#### Data entries ####
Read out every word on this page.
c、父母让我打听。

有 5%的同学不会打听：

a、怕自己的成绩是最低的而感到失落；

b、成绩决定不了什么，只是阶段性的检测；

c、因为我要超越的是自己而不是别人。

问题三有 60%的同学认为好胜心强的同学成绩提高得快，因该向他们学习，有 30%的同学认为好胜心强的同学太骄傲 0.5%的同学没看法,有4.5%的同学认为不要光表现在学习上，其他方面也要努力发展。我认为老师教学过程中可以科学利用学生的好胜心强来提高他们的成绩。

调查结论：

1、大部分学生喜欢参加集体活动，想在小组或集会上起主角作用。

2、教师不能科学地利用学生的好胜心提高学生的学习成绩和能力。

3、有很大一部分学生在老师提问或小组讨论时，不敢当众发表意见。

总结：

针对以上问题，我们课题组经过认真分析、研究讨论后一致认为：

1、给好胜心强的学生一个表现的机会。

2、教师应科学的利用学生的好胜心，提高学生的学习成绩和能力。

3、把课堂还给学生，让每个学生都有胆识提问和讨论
####
> Written exercise: Write out all records exactly, keeping every detail.

> Result for this task:
Read out every word on this page.
c、父母让我打听。

有 5%的同学不会打听：

a、怕自己的成绩是最低的而感到失落；

b、成绩决定不了什么，只是阶段性的检测；

c、因为我要超越的是自己而不是别人。

问题三有 60%的同学认为好胜心强的同学成绩提高得快，因该向他们学习，有 30%的同学认为好胜心强的同学太骄傲 0.5%的同学没看法,有4.5%的同学认为不要光表现在学习上，其他方面也要努力发展。我认为老师教学过程中可以科学利用学生的好胜心强来提高他们的成绩。

调查结论：

1、大部分学生喜欢参加集体活动，想在小组或集会上起主角作用。

2、教师不能科学地利用学生的好胜心提高学生的学习成绩和能力。

3、有很大一部分学生在老师提问或小组讨论时，不敢当众发表意见。

总结：

针对以上问题，我们课题组经过认真分析、研究讨论后一致认为：

1、给好胜心强的学生一个表现的机会。

2、教师应科学的利用学生的好胜心，提高学生的学习成绩和能力。

3、把课堂还给学生，让每个学生都有胆识提问和讨论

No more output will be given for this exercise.